GOAL →
Answer with a single number: the count of lines that include the string "this".

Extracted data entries
--- Begin ---
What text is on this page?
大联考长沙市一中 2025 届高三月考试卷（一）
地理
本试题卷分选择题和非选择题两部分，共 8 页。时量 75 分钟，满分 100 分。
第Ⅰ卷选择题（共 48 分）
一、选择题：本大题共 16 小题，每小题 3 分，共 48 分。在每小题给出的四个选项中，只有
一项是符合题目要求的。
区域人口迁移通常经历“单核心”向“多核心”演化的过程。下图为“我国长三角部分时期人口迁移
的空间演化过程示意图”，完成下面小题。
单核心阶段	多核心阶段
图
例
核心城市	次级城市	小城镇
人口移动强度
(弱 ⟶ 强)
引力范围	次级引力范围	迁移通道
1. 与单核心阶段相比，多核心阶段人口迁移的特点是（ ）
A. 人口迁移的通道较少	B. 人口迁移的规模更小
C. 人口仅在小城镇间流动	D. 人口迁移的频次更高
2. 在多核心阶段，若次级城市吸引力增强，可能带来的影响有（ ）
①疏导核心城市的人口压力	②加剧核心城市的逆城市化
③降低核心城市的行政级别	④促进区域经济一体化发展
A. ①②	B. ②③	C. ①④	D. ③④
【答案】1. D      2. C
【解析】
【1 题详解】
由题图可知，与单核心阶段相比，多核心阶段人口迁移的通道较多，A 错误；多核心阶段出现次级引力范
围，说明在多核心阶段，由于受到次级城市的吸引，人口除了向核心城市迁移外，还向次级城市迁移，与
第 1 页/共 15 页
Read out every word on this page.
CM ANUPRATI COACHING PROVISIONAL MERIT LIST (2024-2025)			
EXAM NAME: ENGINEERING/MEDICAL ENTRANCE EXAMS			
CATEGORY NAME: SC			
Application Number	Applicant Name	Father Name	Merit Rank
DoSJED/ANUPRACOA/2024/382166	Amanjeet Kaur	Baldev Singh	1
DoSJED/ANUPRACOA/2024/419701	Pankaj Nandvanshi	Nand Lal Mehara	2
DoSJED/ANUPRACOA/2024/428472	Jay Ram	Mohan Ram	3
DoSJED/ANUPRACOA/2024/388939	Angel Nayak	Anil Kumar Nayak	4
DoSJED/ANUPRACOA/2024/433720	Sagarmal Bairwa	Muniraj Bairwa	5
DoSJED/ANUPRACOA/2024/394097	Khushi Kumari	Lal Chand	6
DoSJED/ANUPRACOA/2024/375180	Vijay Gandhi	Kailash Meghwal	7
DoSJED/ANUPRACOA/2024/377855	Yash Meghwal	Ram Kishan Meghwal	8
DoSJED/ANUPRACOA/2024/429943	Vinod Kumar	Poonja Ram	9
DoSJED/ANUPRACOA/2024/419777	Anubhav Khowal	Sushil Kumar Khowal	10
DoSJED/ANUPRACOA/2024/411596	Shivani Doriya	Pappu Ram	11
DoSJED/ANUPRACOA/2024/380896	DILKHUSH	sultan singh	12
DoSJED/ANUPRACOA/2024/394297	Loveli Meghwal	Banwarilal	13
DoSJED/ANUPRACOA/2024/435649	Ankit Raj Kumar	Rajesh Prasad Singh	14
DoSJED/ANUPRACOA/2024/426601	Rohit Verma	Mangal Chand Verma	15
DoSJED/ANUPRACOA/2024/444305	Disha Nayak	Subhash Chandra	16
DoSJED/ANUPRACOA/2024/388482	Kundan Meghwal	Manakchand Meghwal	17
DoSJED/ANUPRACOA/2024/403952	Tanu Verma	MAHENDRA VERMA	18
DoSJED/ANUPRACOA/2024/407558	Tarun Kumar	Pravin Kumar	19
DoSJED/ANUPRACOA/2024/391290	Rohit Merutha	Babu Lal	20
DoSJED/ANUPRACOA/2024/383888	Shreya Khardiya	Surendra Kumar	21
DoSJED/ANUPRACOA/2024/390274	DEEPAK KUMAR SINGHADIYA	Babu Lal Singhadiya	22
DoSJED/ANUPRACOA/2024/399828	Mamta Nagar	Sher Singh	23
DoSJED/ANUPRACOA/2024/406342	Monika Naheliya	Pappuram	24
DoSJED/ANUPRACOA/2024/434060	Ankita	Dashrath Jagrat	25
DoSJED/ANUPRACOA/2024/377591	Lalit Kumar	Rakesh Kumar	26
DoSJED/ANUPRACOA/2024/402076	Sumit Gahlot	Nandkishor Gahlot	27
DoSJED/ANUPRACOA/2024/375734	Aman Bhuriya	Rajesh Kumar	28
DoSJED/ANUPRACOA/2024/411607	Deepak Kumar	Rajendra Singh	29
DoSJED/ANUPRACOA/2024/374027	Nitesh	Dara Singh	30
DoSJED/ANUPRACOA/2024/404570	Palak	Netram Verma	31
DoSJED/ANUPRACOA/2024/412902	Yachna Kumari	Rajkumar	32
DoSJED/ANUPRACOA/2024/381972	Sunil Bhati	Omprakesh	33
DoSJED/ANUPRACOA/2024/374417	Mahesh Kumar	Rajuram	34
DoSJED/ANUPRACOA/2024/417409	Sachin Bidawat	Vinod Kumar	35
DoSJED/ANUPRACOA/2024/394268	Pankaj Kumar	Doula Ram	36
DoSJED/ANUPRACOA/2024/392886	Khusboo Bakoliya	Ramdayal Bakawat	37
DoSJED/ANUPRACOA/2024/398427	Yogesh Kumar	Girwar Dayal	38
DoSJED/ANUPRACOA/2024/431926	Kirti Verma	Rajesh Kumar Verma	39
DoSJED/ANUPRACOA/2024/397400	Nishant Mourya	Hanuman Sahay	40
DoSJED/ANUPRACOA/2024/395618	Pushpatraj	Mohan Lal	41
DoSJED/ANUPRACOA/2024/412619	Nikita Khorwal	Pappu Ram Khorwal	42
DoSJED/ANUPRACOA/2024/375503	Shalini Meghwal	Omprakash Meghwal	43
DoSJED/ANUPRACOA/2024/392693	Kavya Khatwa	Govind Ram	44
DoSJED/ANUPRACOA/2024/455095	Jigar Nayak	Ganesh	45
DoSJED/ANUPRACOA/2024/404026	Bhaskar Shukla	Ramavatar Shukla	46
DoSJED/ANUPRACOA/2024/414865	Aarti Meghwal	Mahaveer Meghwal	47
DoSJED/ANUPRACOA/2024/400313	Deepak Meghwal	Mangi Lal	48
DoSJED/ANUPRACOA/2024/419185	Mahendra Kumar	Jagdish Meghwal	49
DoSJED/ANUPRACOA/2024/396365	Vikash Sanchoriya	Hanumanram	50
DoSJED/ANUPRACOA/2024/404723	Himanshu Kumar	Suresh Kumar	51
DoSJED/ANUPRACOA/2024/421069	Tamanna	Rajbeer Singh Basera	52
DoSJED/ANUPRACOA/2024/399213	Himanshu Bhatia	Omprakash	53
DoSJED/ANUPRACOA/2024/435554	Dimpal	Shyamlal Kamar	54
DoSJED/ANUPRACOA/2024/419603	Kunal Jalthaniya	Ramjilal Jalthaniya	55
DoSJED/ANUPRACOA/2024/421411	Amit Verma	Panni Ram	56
--- End ---
FINISHED ANSWER →
2